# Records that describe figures
☆ ☆ ☆ ☆ ☆
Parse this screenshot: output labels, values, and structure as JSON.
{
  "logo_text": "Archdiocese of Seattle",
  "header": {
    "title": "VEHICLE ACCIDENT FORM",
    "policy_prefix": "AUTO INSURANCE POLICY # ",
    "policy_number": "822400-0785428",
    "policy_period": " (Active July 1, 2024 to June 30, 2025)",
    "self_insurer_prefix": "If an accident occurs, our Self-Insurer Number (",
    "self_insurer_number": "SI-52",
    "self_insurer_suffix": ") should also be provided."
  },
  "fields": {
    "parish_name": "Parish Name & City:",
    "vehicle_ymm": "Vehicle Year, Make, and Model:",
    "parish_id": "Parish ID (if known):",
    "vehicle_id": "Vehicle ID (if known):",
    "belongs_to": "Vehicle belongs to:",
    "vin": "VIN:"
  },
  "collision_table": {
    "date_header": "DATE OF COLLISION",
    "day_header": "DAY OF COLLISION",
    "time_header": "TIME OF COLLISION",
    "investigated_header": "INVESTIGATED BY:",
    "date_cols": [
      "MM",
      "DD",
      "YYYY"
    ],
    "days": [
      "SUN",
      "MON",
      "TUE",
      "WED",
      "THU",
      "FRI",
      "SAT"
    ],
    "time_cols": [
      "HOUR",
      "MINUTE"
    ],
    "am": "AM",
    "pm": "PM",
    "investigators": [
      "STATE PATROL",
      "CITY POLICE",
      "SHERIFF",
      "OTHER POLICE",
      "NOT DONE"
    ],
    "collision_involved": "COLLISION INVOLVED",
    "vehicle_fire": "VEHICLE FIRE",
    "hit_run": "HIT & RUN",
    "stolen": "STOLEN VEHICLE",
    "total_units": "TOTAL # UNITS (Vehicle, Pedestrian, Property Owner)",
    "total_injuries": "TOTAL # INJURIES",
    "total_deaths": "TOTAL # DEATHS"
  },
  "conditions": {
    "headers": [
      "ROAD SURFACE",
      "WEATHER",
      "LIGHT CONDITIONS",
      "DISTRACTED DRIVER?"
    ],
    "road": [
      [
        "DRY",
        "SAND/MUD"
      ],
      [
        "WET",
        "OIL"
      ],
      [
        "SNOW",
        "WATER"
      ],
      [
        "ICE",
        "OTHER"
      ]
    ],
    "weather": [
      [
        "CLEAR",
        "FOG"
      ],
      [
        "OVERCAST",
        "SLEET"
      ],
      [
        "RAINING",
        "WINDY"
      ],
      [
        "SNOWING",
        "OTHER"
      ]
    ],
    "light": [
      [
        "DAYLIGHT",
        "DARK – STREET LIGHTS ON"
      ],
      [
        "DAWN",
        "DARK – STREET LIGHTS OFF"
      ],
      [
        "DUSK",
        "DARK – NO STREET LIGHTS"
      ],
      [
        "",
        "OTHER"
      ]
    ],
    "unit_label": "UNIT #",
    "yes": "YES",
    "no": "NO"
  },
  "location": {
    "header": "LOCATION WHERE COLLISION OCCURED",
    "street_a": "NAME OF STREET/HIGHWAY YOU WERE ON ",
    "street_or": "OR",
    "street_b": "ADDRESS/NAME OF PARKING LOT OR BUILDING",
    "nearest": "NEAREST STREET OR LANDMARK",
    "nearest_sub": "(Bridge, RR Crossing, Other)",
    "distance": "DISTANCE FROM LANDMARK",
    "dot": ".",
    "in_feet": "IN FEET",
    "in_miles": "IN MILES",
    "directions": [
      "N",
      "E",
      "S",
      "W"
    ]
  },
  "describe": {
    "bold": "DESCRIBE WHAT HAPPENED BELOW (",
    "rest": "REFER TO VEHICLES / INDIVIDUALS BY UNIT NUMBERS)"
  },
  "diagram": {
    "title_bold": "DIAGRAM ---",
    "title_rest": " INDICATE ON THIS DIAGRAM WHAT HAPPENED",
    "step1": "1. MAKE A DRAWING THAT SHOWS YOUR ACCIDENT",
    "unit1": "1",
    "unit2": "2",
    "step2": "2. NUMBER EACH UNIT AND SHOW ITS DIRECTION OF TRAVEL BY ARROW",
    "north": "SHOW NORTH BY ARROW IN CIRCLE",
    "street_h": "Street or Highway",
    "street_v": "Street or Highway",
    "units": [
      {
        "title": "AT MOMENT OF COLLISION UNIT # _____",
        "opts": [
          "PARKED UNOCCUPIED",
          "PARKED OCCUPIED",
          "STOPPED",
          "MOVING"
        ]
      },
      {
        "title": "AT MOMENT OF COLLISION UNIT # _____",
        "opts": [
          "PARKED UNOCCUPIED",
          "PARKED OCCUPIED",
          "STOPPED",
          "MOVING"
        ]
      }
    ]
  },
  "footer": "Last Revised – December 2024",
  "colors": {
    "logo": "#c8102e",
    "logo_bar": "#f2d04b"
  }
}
☆ ☆ ☆ ☆ ☆
The entries above must be returned exactly.

# ANSWER TO THE EXERCISE
Parse this screenshot: output labels, values, and structure as JSON.
{
  "logo_text": "Archdiocese of Seattle",
  "header": {
    "title": "VEHICLE ACCIDENT FORM",
    "policy_prefix": "AUTO INSURANCE POLICY # ",
    "policy_number": "822400-0785428",
    "policy_period": " (Active July 1, 2024 to June 30, 2025)",
    "self_insurer_prefix": "If an accident occurs, our Self-Insurer Number (",
    "self_insurer_number": "SI-52",
    "self_insurer_suffix": ") should also be provided."
  },
  "fields": {
    "parish_name": "Parish Name & City:",
    "vehicle_ymm": "Vehicle Year, Make, and Model:",
    "parish_id": "Parish ID (if known):",
    "vehicle_id": "Vehicle ID (if known):",
    "belongs_to": "Vehicle belongs to:",
    "vin": "VIN:"
  },
  "collision_table": {
    "date_header": "DATE OF COLLISION",
    "day_header": "DAY OF COLLISION",
    "time_header": "TIME OF COLLISION",
    "investigated_header": "INVESTIGATED BY:",
    "date_cols": [
      "MM",
      "DD",
      "YYYY"
    ],
    "days": [
      "SUN",
      "MON",
      "TUE",
      "WED",
      "THU",
      "FRI",
      "SAT"
    ],
    "time_cols": [
      "HOUR",
      "MINUTE"
    ],
    "am": "AM",
    "pm": "PM",
    "investigators": [
      "STATE PATROL",
      "CITY POLICE",
      "SHERIFF",
      "OTHER POLICE",
      "NOT DONE"
    ],
    "collision_involved": "COLLISION INVOLVED",
    "vehicle_fire": "VEHICLE FIRE",
    "hit_run": "HIT & RUN",
    "stolen": "STOLEN VEHICLE",
    "total_units": "TOTAL # UNITS (Vehicle, Pedestrian, Property Owner)",
    "total_injuries": "TOTAL # INJURIES",
    "total_deaths": "TOTAL # DEATHS"
  },
  "conditions": {
    "headers": [
      "ROAD SURFACE",
      "WEATHER",
      "LIGHT CONDITIONS",
      "DISTRACTED DRIVER?"
    ],
    "road": [
      [
        "DRY",
        "SAND/MUD"
      ],
      [
        "WET",
        "OIL"
      ],
      [
        "SNOW",
        "WATER"
      ],
      [
        "ICE",
        "OTHER"
      ]
    ],
    "weather": [
      [
        "CLEAR",
        "FOG"
      ],
      [
        "OVERCAST",
        "SLEET"
      ],
      [
        "RAINING",
        "WINDY"
      ],
      [
        "SNOWING",
        "OTHER"
      ]
    ],
    "light": [
      [
        "DAYLIGHT",
        "DARK – STREET LIGHTS ON"
      ],
      [
        "DAWN",
        "DARK – STREET LIGHTS OFF"
      ],
      [
        "DUSK",
        "DARK – NO STREET LIGHTS"
      ],
      [
        "",
        "OTHER"
      ]
    ],
    "unit_label": "UNIT #",
    "yes": "YES",
    "no": "NO"
  },
  "location": {
    "header": "LOCATION WHERE COLLISION OCCURED",
    "street_a": "NAME OF STREET/HIGHWAY YOU WERE ON ",
    "street_or": "OR",
    "street_b": "ADDRESS/NAME OF PARKING LOT OR BUILDING",
    "nearest": "NEAREST STREET OR LANDMARK",
    "nearest_sub": "(Bridge, RR Crossing, Other)",
    "distance": "DISTANCE FROM LANDMARK",
    "dot": ".",
    "in_feet": "IN FEET",
    "in_miles": "IN MILES",
    "directions": [
      "N",
      "E",
      "S",
      "W"
    ]
  },
  "describe": {
    "bold": "DESCRIBE WHAT HAPPENED BELOW (",
    "rest": "REFER TO VEHICLES / INDIVIDUALS BY UNIT NUMBERS)"
  },
  "diagram": {
    "title_bold": "DIAGRAM ---",
    "title_rest": " INDICATE ON THIS DIAGRAM WHAT HAPPENED",
    "step1": "1. MAKE A DRAWING THAT SHOWS YOUR ACCIDENT",
    "unit1": "1",
    "unit2": "2",
    "step2": "2. NUMBER EACH UNIT AND SHOW ITS DIRECTION OF TRAVEL BY ARROW",
    "north": "SHOW NORTH BY ARROW IN CIRCLE",
    "street_h": "Street or Highway",
    "street_v": "Street or Highway",
    "units": [
      {
        "title": "AT MOMENT OF COLLISION UNIT # _____",
        "opts": [
          "PARKED UNOCCUPIED",
          "PARKED OCCUPIED",
          "STOPPED",
          "MOVING"
        ]
      },
      {
        "title": "AT MOMENT OF COLLISION UNIT # _____",
        "opts": [
          "PARKED UNOCCUPIED",
          "PARKED OCCUPIED",
          "STOPPED",
          "MOVING"
        ]
      }
    ]
  },
  "footer": "Last Revised – December 2024",
  "colors": {
    "logo": "#c8102e",
    "logo_bar": "#f2d04b"
  }
}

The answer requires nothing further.